>> BEGIN Data listing

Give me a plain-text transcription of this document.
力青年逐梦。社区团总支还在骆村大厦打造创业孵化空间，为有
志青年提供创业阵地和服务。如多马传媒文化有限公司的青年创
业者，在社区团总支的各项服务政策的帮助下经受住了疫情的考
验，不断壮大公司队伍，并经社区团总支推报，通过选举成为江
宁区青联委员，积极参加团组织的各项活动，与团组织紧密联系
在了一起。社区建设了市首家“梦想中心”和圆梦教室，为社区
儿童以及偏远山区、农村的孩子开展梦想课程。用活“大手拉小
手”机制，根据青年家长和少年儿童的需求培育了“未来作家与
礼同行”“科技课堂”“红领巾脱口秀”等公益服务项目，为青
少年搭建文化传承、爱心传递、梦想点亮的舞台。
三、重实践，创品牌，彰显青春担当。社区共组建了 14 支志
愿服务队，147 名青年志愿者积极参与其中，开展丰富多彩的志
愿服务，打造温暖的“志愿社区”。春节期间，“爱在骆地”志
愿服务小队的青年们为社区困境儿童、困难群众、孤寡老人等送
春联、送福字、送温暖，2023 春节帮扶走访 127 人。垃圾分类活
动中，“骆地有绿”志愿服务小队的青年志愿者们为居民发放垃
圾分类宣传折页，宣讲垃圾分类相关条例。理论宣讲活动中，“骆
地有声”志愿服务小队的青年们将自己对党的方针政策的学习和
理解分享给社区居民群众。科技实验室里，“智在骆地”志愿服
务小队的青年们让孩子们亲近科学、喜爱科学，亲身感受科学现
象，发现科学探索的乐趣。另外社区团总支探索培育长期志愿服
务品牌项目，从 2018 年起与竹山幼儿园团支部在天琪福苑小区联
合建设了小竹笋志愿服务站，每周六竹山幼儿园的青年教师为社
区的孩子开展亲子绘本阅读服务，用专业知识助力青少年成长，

>> END Data listing

▸ **What to work on**
Repeat the records above exactly.

▸ **Finished answer**
Give me a plain-text transcription of this document.
力青年逐梦。社区团总支还在骆村大厦打造创业孵化空间，为有
志青年提供创业阵地和服务。如多马传媒文化有限公司的青年创
业者，在社区团总支的各项服务政策的帮助下经受住了疫情的考
验，不断壮大公司队伍，并经社区团总支推报，通过选举成为江
宁区青联委员，积极参加团组织的各项活动，与团组织紧密联系
在了一起。社区建设了市首家“梦想中心”和圆梦教室，为社区
儿童以及偏远山区、农村的孩子开展梦想课程。用活“大手拉小
手”机制，根据青年家长和少年儿童的需求培育了“未来作家与
礼同行”“科技课堂”“红领巾脱口秀”等公益服务项目，为青
少年搭建文化传承、爱心传递、梦想点亮的舞台。
三、重实践，创品牌，彰显青春担当。社区共组建了 14 支志
愿服务队，147 名青年志愿者积极参与其中，开展丰富多彩的志
愿服务，打造温暖的“志愿社区”。春节期间，“爱在骆地”志
愿服务小队的青年们为社区困境儿童、困难群众、孤寡老人等送
春联、送福字、送温暖，2023 春节帮扶走访 127 人。垃圾分类活
动中，“骆地有绿”志愿服务小队的青年志愿者们为居民发放垃
圾分类宣传折页，宣讲垃圾分类相关条例。理论宣讲活动中，“骆
地有声”志愿服务小队的青年们将自己对党的方针政策的学习和
理解分享给社区居民群众。科技实验室里，“智在骆地”志愿服
务小队的青年们让孩子们亲近科学、喜爱科学，亲身感受科学现
象，发现科学探索的乐趣。另外社区团总支探索培育长期志愿服
务品牌项目，从 2018 年起与竹山幼儿园团支部在天琪福苑小区联
合建设了小竹笋志愿服务站，每周六竹山幼儿园的青年教师为社
区的孩子开展亲子绘本阅读服务，用专业知识助力青少年成长，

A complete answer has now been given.